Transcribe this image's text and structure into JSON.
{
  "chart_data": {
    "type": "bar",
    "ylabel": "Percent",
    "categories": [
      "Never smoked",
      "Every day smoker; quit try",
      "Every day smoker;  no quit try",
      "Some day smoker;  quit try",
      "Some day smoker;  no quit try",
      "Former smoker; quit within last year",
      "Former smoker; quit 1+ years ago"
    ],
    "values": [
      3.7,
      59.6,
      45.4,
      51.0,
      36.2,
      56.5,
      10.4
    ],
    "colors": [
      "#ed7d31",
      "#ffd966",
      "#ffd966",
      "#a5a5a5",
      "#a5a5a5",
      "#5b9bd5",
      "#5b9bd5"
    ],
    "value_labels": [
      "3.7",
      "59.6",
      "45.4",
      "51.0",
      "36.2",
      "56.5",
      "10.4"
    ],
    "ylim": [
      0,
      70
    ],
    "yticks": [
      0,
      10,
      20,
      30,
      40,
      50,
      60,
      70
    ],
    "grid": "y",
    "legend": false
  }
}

• **PROBLEM**:
From the records above, extract every entry verbatim.

• **COMPLETE RESPONSE**:
Transcribe this image's text and structure into JSON.
{
  "chart_data": {
    "type": "bar",
    "ylabel": "Percent",
    "categories": [
      "Never smoked",
      "Every day smoker; quit try",
      "Every day smoker;  no quit try",
      "Some day smoker;  quit try",
      "Some day smoker;  no quit try",
      "Former smoker; quit within last year",
      "Former smoker; quit 1+ years ago"
    ],
    "values": [
      3.7,
      59.6,
      45.4,
      51.0,
      36.2,
      56.5,
      10.4
    ],
    "colors": [
      "#ed7d31",
      "#ffd966",
      "#ffd966",
      "#a5a5a5",
      "#a5a5a5",
      "#5b9bd5",
      "#5b9bd5"
    ],
    "value_labels": [
      "3.7",
      "59.6",
      "45.4",
      "51.0",
      "36.2",
      "56.5",
      "10.4"
    ],
    "ylim": [
      0,
      70
    ],
    "yticks": [
      0,
      10,
      20,
      30,
      40,
      50,
      60,
      70
    ],
    "grid": "y",
    "legend": false
  }
}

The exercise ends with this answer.